-- Start of Extracted data --

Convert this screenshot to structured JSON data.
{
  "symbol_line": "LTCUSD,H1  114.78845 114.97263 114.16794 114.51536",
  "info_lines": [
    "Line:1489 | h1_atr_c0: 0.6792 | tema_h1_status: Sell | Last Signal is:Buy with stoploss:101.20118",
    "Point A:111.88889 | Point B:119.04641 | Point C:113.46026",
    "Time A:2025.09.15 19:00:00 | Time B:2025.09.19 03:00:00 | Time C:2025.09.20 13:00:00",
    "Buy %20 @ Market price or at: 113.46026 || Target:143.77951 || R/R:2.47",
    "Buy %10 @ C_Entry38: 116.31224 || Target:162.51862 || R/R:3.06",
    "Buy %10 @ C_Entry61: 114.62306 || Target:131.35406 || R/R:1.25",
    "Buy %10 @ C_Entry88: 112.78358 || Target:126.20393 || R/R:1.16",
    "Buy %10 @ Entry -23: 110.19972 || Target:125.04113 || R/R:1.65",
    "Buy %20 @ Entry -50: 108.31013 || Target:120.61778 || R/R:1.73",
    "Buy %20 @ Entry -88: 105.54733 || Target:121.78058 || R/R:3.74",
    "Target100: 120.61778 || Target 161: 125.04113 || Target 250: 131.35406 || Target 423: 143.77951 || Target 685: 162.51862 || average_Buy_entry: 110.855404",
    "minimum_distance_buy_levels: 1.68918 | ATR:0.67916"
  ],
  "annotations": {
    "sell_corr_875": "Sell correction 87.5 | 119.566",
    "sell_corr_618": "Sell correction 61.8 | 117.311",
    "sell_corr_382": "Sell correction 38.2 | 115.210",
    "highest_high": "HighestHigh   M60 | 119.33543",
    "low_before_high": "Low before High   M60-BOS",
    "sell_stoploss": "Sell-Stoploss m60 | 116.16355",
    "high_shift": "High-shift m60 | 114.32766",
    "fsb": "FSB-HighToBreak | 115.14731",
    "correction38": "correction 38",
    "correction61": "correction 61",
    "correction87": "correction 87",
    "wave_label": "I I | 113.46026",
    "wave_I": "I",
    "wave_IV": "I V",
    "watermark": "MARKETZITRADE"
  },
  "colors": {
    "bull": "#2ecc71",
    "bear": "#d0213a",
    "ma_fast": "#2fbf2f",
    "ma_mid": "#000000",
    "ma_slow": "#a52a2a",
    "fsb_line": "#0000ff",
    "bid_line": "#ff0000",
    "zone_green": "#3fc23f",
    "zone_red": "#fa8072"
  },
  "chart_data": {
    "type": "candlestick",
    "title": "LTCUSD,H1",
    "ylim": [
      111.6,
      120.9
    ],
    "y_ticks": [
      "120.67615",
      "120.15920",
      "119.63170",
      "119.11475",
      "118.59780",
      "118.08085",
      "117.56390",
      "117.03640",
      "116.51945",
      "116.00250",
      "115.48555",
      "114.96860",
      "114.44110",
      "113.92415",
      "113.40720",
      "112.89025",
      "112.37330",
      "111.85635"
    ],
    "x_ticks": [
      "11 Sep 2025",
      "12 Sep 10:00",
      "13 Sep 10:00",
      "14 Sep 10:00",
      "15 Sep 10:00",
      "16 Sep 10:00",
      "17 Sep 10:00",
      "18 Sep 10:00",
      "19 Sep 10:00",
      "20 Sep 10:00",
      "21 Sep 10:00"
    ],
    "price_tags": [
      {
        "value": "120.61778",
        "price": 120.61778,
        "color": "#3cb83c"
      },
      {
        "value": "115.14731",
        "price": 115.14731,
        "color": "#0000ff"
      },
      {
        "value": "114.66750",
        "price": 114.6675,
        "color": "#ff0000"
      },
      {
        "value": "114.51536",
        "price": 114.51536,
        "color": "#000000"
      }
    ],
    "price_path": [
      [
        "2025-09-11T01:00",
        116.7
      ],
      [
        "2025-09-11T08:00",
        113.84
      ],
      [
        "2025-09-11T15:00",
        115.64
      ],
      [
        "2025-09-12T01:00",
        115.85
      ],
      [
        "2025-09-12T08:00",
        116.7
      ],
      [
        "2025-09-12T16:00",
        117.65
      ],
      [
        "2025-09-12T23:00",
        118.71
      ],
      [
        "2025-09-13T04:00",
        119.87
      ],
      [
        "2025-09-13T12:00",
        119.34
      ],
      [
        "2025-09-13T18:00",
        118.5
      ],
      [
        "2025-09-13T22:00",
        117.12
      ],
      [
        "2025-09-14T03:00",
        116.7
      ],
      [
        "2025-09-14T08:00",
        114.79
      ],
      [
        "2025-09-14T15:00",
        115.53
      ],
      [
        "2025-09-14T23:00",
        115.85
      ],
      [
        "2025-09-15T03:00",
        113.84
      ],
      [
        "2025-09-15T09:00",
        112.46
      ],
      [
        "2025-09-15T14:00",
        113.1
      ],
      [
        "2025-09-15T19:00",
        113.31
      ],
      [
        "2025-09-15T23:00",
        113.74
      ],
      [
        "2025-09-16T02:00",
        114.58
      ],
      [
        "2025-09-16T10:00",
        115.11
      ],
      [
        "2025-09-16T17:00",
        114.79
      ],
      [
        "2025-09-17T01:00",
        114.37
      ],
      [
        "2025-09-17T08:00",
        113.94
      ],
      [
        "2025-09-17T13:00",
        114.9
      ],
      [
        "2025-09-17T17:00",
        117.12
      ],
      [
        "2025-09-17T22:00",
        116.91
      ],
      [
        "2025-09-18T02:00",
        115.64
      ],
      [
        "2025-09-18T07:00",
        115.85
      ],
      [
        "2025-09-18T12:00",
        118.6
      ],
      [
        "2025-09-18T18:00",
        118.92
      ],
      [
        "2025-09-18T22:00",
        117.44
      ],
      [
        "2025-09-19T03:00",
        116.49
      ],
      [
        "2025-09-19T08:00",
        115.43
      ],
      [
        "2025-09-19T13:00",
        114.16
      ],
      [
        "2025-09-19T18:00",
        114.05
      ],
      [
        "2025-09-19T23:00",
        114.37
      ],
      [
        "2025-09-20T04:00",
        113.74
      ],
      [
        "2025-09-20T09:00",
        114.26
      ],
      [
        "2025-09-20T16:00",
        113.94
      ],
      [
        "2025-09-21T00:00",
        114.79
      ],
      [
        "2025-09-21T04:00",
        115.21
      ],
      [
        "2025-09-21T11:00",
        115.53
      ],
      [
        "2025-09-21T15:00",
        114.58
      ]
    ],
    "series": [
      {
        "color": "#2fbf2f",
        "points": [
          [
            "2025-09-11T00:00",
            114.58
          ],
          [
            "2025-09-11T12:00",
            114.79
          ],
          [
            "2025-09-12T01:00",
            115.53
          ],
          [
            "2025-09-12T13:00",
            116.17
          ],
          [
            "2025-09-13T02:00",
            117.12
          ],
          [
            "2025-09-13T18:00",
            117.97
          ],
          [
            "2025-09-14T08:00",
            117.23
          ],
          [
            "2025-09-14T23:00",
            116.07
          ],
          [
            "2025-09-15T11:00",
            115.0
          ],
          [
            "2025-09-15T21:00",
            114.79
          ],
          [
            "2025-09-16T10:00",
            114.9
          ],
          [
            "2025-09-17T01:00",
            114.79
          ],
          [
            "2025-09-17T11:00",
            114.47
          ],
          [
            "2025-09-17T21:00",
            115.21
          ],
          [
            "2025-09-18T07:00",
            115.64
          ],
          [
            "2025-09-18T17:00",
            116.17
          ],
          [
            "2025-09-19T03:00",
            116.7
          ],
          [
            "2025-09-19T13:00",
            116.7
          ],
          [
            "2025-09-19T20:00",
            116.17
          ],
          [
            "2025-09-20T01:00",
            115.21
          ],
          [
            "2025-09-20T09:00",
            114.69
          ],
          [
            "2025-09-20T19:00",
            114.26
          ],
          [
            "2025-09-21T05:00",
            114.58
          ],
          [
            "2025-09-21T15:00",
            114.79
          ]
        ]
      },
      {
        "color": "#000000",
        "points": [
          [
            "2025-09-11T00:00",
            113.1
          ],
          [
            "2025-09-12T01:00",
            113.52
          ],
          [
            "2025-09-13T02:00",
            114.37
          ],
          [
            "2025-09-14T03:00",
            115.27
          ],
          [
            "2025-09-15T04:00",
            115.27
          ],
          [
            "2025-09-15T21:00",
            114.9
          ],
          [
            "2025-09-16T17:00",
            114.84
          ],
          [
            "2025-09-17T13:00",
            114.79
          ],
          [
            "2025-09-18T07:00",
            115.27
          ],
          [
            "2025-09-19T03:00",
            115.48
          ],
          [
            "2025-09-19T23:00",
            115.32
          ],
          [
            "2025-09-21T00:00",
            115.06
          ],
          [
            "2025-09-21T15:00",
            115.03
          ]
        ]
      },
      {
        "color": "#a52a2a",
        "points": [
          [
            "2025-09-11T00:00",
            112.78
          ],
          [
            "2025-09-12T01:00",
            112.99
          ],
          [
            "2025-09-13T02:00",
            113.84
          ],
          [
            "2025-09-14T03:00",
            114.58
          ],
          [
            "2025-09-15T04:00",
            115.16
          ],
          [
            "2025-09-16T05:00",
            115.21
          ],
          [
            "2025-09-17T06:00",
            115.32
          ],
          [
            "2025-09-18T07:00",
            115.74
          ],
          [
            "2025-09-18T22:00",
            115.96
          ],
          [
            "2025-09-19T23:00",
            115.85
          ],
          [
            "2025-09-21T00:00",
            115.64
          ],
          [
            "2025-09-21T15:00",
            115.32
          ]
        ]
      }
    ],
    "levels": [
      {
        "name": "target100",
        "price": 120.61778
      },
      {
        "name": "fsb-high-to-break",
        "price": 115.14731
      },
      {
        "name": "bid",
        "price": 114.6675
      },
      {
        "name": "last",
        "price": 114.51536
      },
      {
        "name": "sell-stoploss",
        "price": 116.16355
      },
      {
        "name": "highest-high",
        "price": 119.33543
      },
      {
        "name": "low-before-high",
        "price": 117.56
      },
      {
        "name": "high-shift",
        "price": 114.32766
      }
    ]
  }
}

-- End of Extracted data --
-- Start of Extracted data --

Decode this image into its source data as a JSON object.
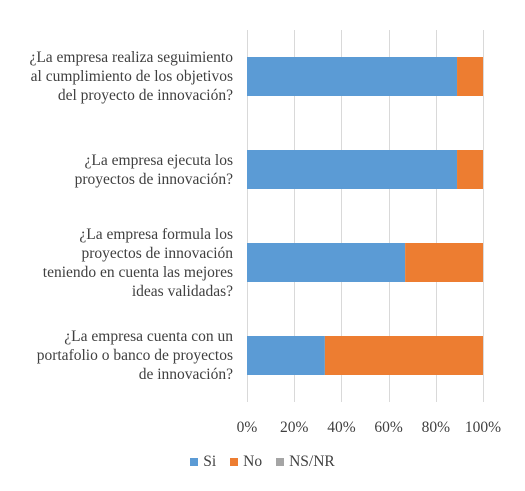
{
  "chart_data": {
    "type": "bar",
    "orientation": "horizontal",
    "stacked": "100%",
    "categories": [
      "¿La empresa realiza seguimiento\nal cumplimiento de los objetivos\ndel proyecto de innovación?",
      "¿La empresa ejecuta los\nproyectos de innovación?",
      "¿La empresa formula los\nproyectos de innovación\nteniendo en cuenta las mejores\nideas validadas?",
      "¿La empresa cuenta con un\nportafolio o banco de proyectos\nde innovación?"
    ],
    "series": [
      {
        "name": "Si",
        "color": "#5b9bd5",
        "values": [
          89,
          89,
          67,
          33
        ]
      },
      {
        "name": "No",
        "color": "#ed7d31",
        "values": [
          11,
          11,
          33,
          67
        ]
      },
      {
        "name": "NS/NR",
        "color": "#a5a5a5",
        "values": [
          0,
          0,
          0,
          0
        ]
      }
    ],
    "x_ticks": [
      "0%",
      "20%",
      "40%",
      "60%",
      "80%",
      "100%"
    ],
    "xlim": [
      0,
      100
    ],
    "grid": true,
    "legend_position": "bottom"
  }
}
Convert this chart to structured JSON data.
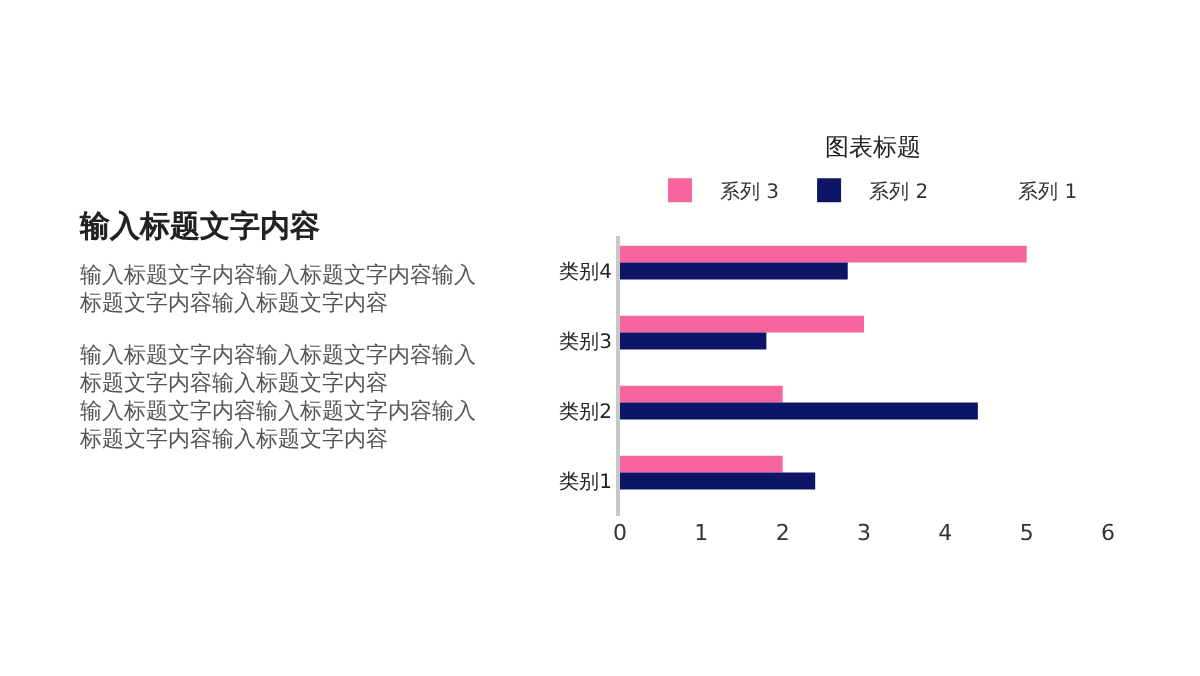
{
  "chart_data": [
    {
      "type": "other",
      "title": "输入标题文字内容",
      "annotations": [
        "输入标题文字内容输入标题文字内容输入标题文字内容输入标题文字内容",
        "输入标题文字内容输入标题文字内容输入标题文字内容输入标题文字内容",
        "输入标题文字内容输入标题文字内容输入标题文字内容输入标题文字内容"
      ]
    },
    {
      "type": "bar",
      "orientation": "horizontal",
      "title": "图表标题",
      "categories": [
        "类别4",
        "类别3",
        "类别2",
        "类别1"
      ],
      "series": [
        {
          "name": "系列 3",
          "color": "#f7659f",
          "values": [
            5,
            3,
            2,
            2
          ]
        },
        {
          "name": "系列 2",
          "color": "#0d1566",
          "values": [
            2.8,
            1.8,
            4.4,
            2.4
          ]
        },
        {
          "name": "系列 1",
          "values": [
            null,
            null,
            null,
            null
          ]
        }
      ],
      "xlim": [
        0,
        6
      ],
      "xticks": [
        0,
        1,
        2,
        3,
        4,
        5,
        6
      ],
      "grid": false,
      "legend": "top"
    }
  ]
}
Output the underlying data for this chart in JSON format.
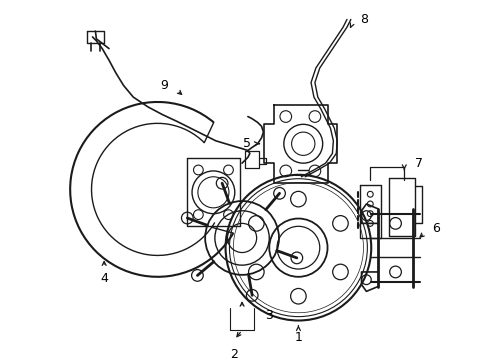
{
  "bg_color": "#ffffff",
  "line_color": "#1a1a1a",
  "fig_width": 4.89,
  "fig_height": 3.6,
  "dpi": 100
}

-- End of Extracted data --

◆ Exercise objective ◆
Go through the records and pull out each line that includes the word "Convert".

◆ Result for this task ◆
Convert this screenshot to structured JSON data.
Convert this chart to structured JSON data.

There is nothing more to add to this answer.